**Goal of the exercise:** Put the lines of the material running from the line that contains "scroll-up-icon[interactable]: ▲ bbox=[868, 99, 874, 108]" through the line that contains "apps-toolbar[interactable]: Apps bbox=[810, 621, 832, 631]" into a numbered list, leaving out any blank lines.

[Items listed in a dataset]
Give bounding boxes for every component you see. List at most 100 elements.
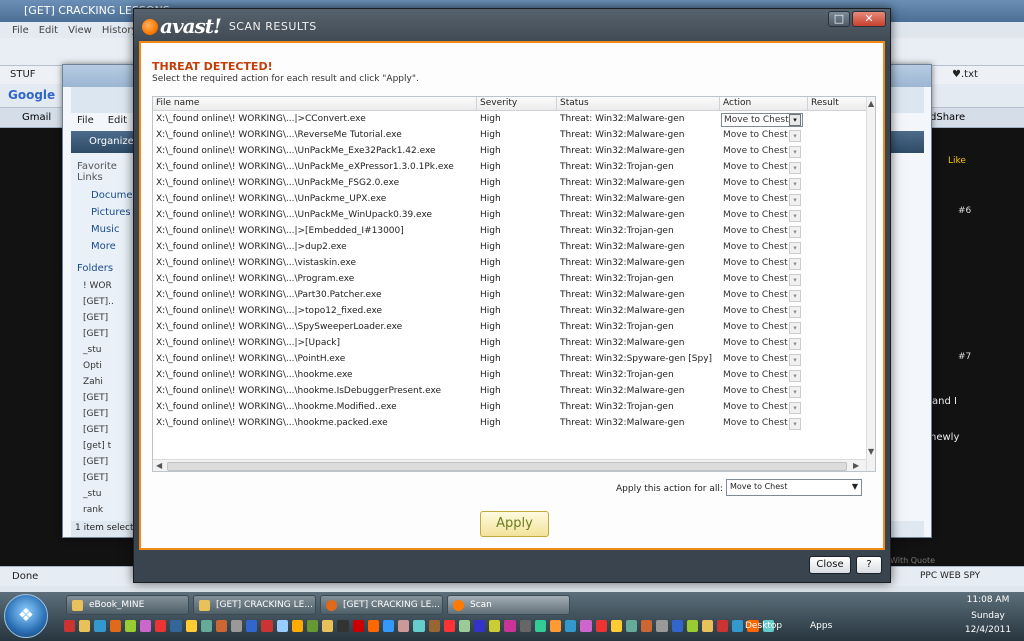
scroll-up-icon[interactable]: ▲ bbox=[868, 99, 874, 108]
scroll-down-icon[interactable]: ▼ bbox=[868, 447, 874, 456]
menu-file[interactable]: File bbox=[12, 25, 29, 38]
quick-launch-icon[interactable] bbox=[717, 620, 729, 632]
quick-launch-icon[interactable] bbox=[337, 620, 349, 632]
chevron-down-icon[interactable]: ▾ bbox=[789, 258, 801, 270]
chevron-down-icon[interactable]: ▾ bbox=[789, 162, 801, 174]
link-pictures[interactable]: Pictures bbox=[71, 204, 138, 221]
table-row[interactable]: X:\_found online\! WORKING\...\UnPackMe_… bbox=[153, 176, 866, 192]
bookmark-stuf[interactable]: STUF bbox=[10, 69, 36, 80]
table-row[interactable]: X:\_found online\! WORKING\...\hookme.Is… bbox=[153, 384, 866, 400]
quick-launch-icon[interactable] bbox=[231, 620, 243, 632]
quick-launch-icon[interactable] bbox=[307, 620, 319, 632]
like-link[interactable]: Like bbox=[948, 156, 966, 166]
apps-toolbar[interactable]: Apps bbox=[810, 621, 832, 631]
quick-launch-icon[interactable] bbox=[64, 620, 76, 632]
quick-launch-icon[interactable] bbox=[641, 620, 653, 632]
vertical-scrollbar[interactable]: ▲ ▼ bbox=[866, 97, 875, 471]
quick-launch-icon[interactable] bbox=[550, 620, 562, 632]
quick-launch-icon[interactable] bbox=[474, 620, 486, 632]
ppc-web-spy-label[interactable]: PPC WEB SPY bbox=[920, 571, 980, 581]
table-row[interactable]: X:\_found online\! WORKING\...\Part30.Pa… bbox=[153, 288, 866, 304]
folder-tree-item[interactable]: [GET] bbox=[71, 326, 138, 342]
scroll-left-icon[interactable]: ◀ bbox=[156, 461, 162, 470]
taskbar-button-firefox[interactable]: [GET] CRACKING LE... bbox=[320, 595, 443, 615]
minimize-button[interactable]: □ bbox=[828, 11, 850, 27]
quick-launch-icon[interactable] bbox=[489, 620, 501, 632]
quick-launch-icon[interactable] bbox=[398, 620, 410, 632]
quick-launch-icon[interactable] bbox=[276, 620, 288, 632]
quick-launch-icon[interactable] bbox=[79, 620, 91, 632]
quick-launch-icon[interactable] bbox=[261, 620, 273, 632]
quick-launch-icon[interactable] bbox=[367, 620, 379, 632]
chevron-down-icon[interactable]: ▾ bbox=[789, 114, 801, 126]
bookmark-txt[interactable]: ♥.txt bbox=[952, 69, 978, 80]
folder-tree-item[interactable]: ! WOR bbox=[71, 278, 138, 294]
folder-tree-item[interactable]: [GET] bbox=[71, 470, 138, 486]
chevron-down-icon[interactable]: ▾ bbox=[789, 146, 801, 158]
chevron-down-icon[interactable]: ▾ bbox=[789, 402, 801, 414]
folder-tree-item[interactable]: [GET] bbox=[71, 390, 138, 406]
quick-launch-icon[interactable] bbox=[139, 620, 152, 632]
chevron-down-icon[interactable]: ▾ bbox=[789, 290, 801, 302]
horizontal-scroll-thumb[interactable] bbox=[167, 462, 847, 471]
chevron-down-icon[interactable]: ▾ bbox=[789, 370, 801, 382]
quick-launch-icon[interactable] bbox=[185, 620, 197, 632]
table-row[interactable]: X:\_found online\! WORKING\...|>CConvert… bbox=[153, 112, 866, 128]
quick-launch-icon[interactable] bbox=[656, 620, 668, 632]
column-result[interactable]: Result bbox=[808, 97, 866, 111]
post-number-6[interactable]: #6 bbox=[958, 206, 971, 216]
quick-launch-icon[interactable] bbox=[215, 620, 228, 632]
taskbar-button-explorer[interactable]: [GET] CRACKING LE... bbox=[193, 595, 316, 615]
chevron-down-icon[interactable]: ▾ bbox=[789, 322, 801, 334]
table-row[interactable]: X:\_found online\! WORKING\...|>[Upack] H… bbox=[153, 336, 866, 352]
quick-launch-icon[interactable] bbox=[534, 620, 546, 632]
post-number-7[interactable]: #7 bbox=[958, 352, 971, 362]
quick-launch-icon[interactable] bbox=[322, 620, 334, 632]
quick-launch-icon[interactable] bbox=[94, 620, 106, 632]
folder-tree-item[interactable]: [get] t bbox=[71, 438, 138, 454]
menu-edit[interactable]: Edit bbox=[39, 25, 58, 38]
quick-launch-icon[interactable] bbox=[382, 620, 395, 632]
table-row[interactable]: X:\_found online\! WORKING\...|>topo12_f… bbox=[153, 304, 866, 320]
table-row[interactable]: X:\_found online\! WORKING\...\PointH.ex… bbox=[153, 352, 866, 368]
quick-launch-icon[interactable] bbox=[124, 620, 136, 632]
quick-launch-icon[interactable] bbox=[155, 620, 167, 632]
quick-launch-icon[interactable] bbox=[413, 620, 425, 632]
folder-tree-item[interactable]: [GET] bbox=[71, 406, 138, 422]
table-row[interactable]: X:\_found online\! WORKING\...\SpySweepe… bbox=[153, 320, 866, 336]
chevron-down-icon[interactable]: ▾ bbox=[789, 306, 801, 318]
quick-launch-icon[interactable] bbox=[732, 620, 744, 632]
taskbar-button-ebook[interactable]: eBook_MINE bbox=[66, 595, 189, 615]
chevron-down-icon[interactable]: ▾ bbox=[789, 226, 801, 238]
scroll-right-icon[interactable]: ▶ bbox=[853, 461, 859, 470]
table-row[interactable]: X:\_found online\! WORKING\...\hookme.Mo… bbox=[153, 400, 866, 416]
folder-tree-item[interactable]: _stu bbox=[71, 486, 138, 502]
organize-button[interactable]: Organize bbox=[89, 136, 134, 147]
quick-launch-icon[interactable] bbox=[443, 620, 455, 632]
folder-tree-item[interactable]: [GET] bbox=[71, 310, 138, 326]
quick-launch-icon[interactable] bbox=[610, 620, 622, 632]
table-row[interactable]: X:\_found online\! WORKING\...\hookme.ex… bbox=[153, 368, 866, 384]
column-severity[interactable]: Severity bbox=[477, 97, 557, 111]
folders-heading[interactable]: Folders bbox=[71, 255, 138, 278]
table-row[interactable]: X:\_found online\! WORKING\...|>dup2.exe… bbox=[153, 240, 866, 256]
quick-launch-icon[interactable] bbox=[595, 620, 607, 632]
chevron-down-icon[interactable]: ▾ bbox=[789, 178, 801, 190]
folder-tree-item[interactable]: [GET] bbox=[71, 454, 138, 470]
apply-all-select[interactable]: Move to Chest ▼ bbox=[726, 479, 862, 496]
close-button[interactable]: Close bbox=[809, 556, 851, 574]
chevron-down-icon[interactable]: ▾ bbox=[789, 274, 801, 286]
window-close-button[interactable]: ✕ bbox=[852, 11, 886, 27]
system-clock[interactable]: 11:08 AM Sunday 12/4/2011 bbox=[958, 594, 1018, 636]
table-row[interactable]: X:\_found online\! WORKING\...\UnPackMe_… bbox=[153, 160, 866, 176]
link-music[interactable]: Music bbox=[71, 221, 138, 238]
horizontal-scrollbar[interactable]: ◀ ▶ bbox=[153, 459, 866, 471]
table-row[interactable]: X:\_found online\! WORKING\...\UnPackMe_… bbox=[153, 208, 866, 224]
desktop-toolbar[interactable]: Desktop bbox=[745, 621, 782, 631]
menu-view[interactable]: View bbox=[68, 25, 92, 38]
table-row[interactable]: X:\_found online\! WORKING\...\vistaskin… bbox=[153, 256, 866, 272]
taskbar-button-scan[interactable]: Scan bbox=[447, 595, 570, 615]
quick-launch-icon[interactable] bbox=[504, 620, 516, 632]
folder-tree-item[interactable]: _stu bbox=[71, 342, 138, 358]
table-row[interactable]: X:\_found online\! WORKING\...\Program.e… bbox=[153, 272, 866, 288]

**Answer to the problem:**
1. scroll-up-icon[interactable]: ▲ bbox=[868, 99, 874, 108]
2. scroll-down-icon[interactable]: ▼ bbox=[868, 447, 874, 456]
3. menu-file[interactable]: File bbox=[12, 25, 29, 38]
4. quick-launch-icon[interactable] bbox=[717, 620, 729, 632]
5. quick-launch-icon[interactable] bbox=[337, 620, 349, 632]
6. chevron-down-icon[interactable]: ▾ bbox=[789, 258, 801, 270]
7. chevron-down-icon[interactable]: ▾ bbox=[789, 162, 801, 174]
8. link-pictures[interactable]: Pictures bbox=[71, 204, 138, 221]
9. table-row[interactable]: X:\_found online\! WORKING\...\UnPackMe_… bbox=[153, 176, 866, 192]
10. bookmark-stuf[interactable]: STUF bbox=[10, 69, 36, 80]
11. table-row[interactable]: X:\_found online\! WORKING\...\hookme.Is… bbox=[153, 384, 866, 400]
12. quick-launch-icon[interactable] bbox=[231, 620, 243, 632]
13. quick-launch-icon[interactable] bbox=[307, 620, 319, 632]
14. like-link[interactable]: Like bbox=[948, 156, 966, 166]
15. apps-toolbar[interactable]: Apps bbox=[810, 621, 832, 631]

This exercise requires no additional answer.